## Start
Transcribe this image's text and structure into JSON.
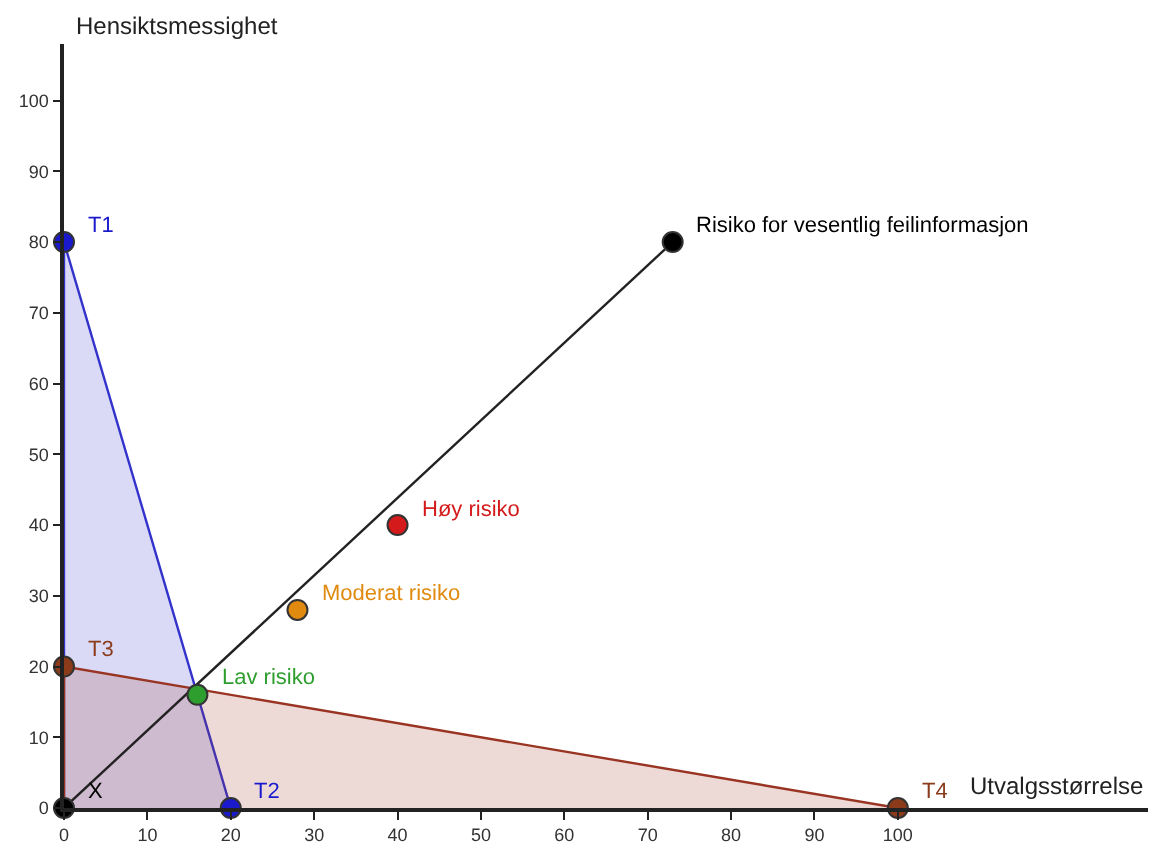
{
  "chart_data": {
    "type": "scatter",
    "xlabel": "Utvalgsstørrelse",
    "ylabel": "Hensiktsmessighet",
    "xlim": [
      0,
      130
    ],
    "ylim": [
      0,
      108
    ],
    "xticks": [
      0,
      10,
      20,
      30,
      40,
      50,
      60,
      70,
      80,
      90,
      100
    ],
    "yticks": [
      0,
      10,
      20,
      30,
      40,
      50,
      60,
      70,
      80,
      90,
      100
    ],
    "series": [
      {
        "type": "area",
        "color": "#3333cc",
        "x": [
          0,
          0,
          20
        ],
        "values": [
          0,
          80,
          0
        ]
      },
      {
        "type": "area",
        "color": "#993322",
        "x": [
          0,
          0,
          100
        ],
        "values": [
          0,
          20,
          0
        ]
      },
      {
        "type": "line",
        "color": "#222222",
        "x": [
          0,
          73
        ],
        "values": [
          0,
          80
        ]
      },
      {
        "x": [
          0,
          20,
          0,
          100,
          16,
          28,
          40,
          73,
          0
        ],
        "values": [
          80,
          0,
          20,
          0,
          16,
          28,
          40,
          80,
          0
        ],
        "colors": [
          "#1a1acc",
          "#1a1acc",
          "#8b3a1a",
          "#8b3a1a",
          "#2e9e2e",
          "#e08a10",
          "#d41a1a",
          "#000000",
          "#000000"
        ]
      }
    ],
    "annotations": [
      {
        "text": "T1",
        "x": 0,
        "y": 80
      },
      {
        "text": "T2",
        "x": 20,
        "y": 0
      },
      {
        "text": "T3",
        "x": 0,
        "y": 20
      },
      {
        "text": "T4",
        "x": 100,
        "y": 0
      },
      {
        "text": "Lav risiko",
        "x": 16,
        "y": 16
      },
      {
        "text": "Moderat risiko",
        "x": 28,
        "y": 28
      },
      {
        "text": "Høy risiko",
        "x": 40,
        "y": 40
      },
      {
        "text": "Risiko for vesentlig feilinformasjon",
        "x": 73,
        "y": 80
      },
      {
        "text": "X",
        "x": 0,
        "y": 0
      }
    ]
  }
}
## End
Transcribe the records verbatim and omit the images.

Transcribe this image's text and structure into JSON.
{
  "chart_data": {
    "type": "scatter",
    "xlabel": "Utvalgsstørrelse",
    "ylabel": "Hensiktsmessighet",
    "xlim": [
      0,
      130
    ],
    "ylim": [
      0,
      108
    ],
    "xticks": [
      0,
      10,
      20,
      30,
      40,
      50,
      60,
      70,
      80,
      90,
      100
    ],
    "yticks": [
      0,
      10,
      20,
      30,
      40,
      50,
      60,
      70,
      80,
      90,
      100
    ],
    "series": [
      {
        "type": "area",
        "color": "#3333cc",
        "x": [
          0,
          0,
          20
        ],
        "values": [
          0,
          80,
          0
        ]
      },
      {
        "type": "area",
        "color": "#993322",
        "x": [
          0,
          0,
          100
        ],
        "values": [
          0,
          20,
          0
        ]
      },
      {
        "type": "line",
        "color": "#222222",
        "x": [
          0,
          73
        ],
        "values": [
          0,
          80
        ]
      },
      {
        "x": [
          0,
          20,
          0,
          100,
          16,
          28,
          40,
          73,
          0
        ],
        "values": [
          80,
          0,
          20,
          0,
          16,
          28,
          40,
          80,
          0
        ],
        "colors": [
          "#1a1acc",
          "#1a1acc",
          "#8b3a1a",
          "#8b3a1a",
          "#2e9e2e",
          "#e08a10",
          "#d41a1a",
          "#000000",
          "#000000"
        ]
      }
    ],
    "annotations": [
      {
        "text": "T1",
        "x": 0,
        "y": 80
      },
      {
        "text": "T2",
        "x": 20,
        "y": 0
      },
      {
        "text": "T3",
        "x": 0,
        "y": 20
      },
      {
        "text": "T4",
        "x": 100,
        "y": 0
      },
      {
        "text": "Lav risiko",
        "x": 16,
        "y": 16
      },
      {
        "text": "Moderat risiko",
        "x": 28,
        "y": 28
      },
      {
        "text": "Høy risiko",
        "x": 40,
        "y": 40
      },
      {
        "text": "Risiko for vesentlig feilinformasjon",
        "x": 73,
        "y": 80
      },
      {
        "text": "X",
        "x": 0,
        "y": 0
      }
    ]
  }
}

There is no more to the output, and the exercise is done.